Required work:
Would you return the complete listing below word for word?

Extracted records:
-- begin --

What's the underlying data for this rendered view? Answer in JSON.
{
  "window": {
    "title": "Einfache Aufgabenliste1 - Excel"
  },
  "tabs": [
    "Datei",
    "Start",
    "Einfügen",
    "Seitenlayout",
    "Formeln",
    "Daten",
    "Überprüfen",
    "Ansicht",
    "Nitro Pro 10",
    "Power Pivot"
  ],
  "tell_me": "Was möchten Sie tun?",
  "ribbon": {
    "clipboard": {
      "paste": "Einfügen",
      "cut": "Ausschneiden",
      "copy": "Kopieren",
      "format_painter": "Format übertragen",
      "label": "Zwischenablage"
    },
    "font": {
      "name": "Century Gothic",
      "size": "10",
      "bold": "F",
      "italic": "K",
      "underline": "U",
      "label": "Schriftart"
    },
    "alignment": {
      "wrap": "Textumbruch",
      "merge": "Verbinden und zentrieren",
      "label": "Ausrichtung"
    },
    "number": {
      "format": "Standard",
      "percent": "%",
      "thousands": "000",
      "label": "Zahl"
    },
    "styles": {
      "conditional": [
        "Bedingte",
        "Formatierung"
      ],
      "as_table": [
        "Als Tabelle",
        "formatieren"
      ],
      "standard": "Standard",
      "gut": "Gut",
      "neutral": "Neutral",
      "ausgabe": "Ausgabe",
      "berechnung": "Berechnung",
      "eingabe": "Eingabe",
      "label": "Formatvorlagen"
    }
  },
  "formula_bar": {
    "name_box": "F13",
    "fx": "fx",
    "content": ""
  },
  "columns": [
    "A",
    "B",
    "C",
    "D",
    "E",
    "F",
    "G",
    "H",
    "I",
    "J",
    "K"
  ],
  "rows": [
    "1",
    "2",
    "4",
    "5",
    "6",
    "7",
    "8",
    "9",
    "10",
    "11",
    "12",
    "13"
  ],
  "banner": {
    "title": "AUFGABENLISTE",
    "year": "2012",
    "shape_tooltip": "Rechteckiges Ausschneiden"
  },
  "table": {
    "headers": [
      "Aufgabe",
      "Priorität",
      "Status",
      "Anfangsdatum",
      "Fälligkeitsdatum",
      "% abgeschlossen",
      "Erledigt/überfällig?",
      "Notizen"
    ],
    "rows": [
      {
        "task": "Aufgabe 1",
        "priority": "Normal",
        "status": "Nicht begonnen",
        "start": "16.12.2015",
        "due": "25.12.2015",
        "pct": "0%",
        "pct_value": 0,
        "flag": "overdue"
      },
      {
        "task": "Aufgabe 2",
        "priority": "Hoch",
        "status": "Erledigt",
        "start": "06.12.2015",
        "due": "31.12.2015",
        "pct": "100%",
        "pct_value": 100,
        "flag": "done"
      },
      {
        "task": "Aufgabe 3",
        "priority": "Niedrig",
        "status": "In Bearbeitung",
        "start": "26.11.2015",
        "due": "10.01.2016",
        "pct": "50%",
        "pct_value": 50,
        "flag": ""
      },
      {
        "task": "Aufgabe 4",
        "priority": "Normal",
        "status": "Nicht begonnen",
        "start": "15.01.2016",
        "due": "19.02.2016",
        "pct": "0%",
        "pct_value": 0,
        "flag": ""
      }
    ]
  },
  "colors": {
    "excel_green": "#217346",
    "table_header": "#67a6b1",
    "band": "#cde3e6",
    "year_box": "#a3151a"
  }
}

-- end --

Solution below:
What's the underlying data for this rendered view? Answer in JSON.
{
  "window": {
    "title": "Einfache Aufgabenliste1 - Excel"
  },
  "tabs": [
    "Datei",
    "Start",
    "Einfügen",
    "Seitenlayout",
    "Formeln",
    "Daten",
    "Überprüfen",
    "Ansicht",
    "Nitro Pro 10",
    "Power Pivot"
  ],
  "tell_me": "Was möchten Sie tun?",
  "ribbon": {
    "clipboard": {
      "paste": "Einfügen",
      "cut": "Ausschneiden",
      "copy": "Kopieren",
      "format_painter": "Format übertragen",
      "label": "Zwischenablage"
    },
    "font": {
      "name": "Century Gothic",
      "size": "10",
      "bold": "F",
      "italic": "K",
      "underline": "U",
      "label": "Schriftart"
    },
    "alignment": {
      "wrap": "Textumbruch",
      "merge": "Verbinden und zentrieren",
      "label": "Ausrichtung"
    },
    "number": {
      "format": "Standard",
      "percent": "%",
      "thousands": "000",
      "label": "Zahl"
    },
    "styles": {
      "conditional": [
        "Bedingte",
        "Formatierung"
      ],
      "as_table": [
        "Als Tabelle",
        "formatieren"
      ],
      "standard": "Standard",
      "gut": "Gut",
      "neutral": "Neutral",
      "ausgabe": "Ausgabe",
      "berechnung": "Berechnung",
      "eingabe": "Eingabe",
      "label": "Formatvorlagen"
    }
  },
  "formula_bar": {
    "name_box": "F13",
    "fx": "fx",
    "content": ""
  },
  "columns": [
    "A",
    "B",
    "C",
    "D",
    "E",
    "F",
    "G",
    "H",
    "I",
    "J",
    "K"
  ],
  "rows": [
    "1",
    "2",
    "4",
    "5",
    "6",
    "7",
    "8",
    "9",
    "10",
    "11",
    "12",
    "13"
  ],
  "banner": {
    "title": "AUFGABENLISTE",
    "year": "2012",
    "shape_tooltip": "Rechteckiges Ausschneiden"
  },
  "table": {
    "headers": [
      "Aufgabe",
      "Priorität",
      "Status",
      "Anfangsdatum",
      "Fälligkeitsdatum",
      "% abgeschlossen",
      "Erledigt/überfällig?",
      "Notizen"
    ],
    "rows": [
      {
        "task": "Aufgabe 1",
        "priority": "Normal",
        "status": "Nicht begonnen",
        "start": "16.12.2015",
        "due": "25.12.2015",
        "pct": "0%",
        "pct_value": 0,
        "flag": "overdue"
      },
      {
        "task": "Aufgabe 2",
        "priority": "Hoch",
        "status": "Erledigt",
        "start": "06.12.2015",
        "due": "31.12.2015",
        "pct": "100%",
        "pct_value": 100,
        "flag": "done"
      },
      {
        "task": "Aufgabe 3",
        "priority": "Niedrig",
        "status": "In Bearbeitung",
        "start": "26.11.2015",
        "due": "10.01.2016",
        "pct": "50%",
        "pct_value": 50,
        "flag": ""
      },
      {
        "task": "Aufgabe 4",
        "priority": "Normal",
        "status": "Nicht begonnen",
        "start": "15.01.2016",
        "due": "19.02.2016",
        "pct": "0%",
        "pct_value": 0,
        "flag": ""
      }
    ]
  },
  "colors": {
    "excel_green": "#217346",
    "table_header": "#67a6b1",
    "band": "#cde3e6",
    "year_box": "#a3151a"
  }
}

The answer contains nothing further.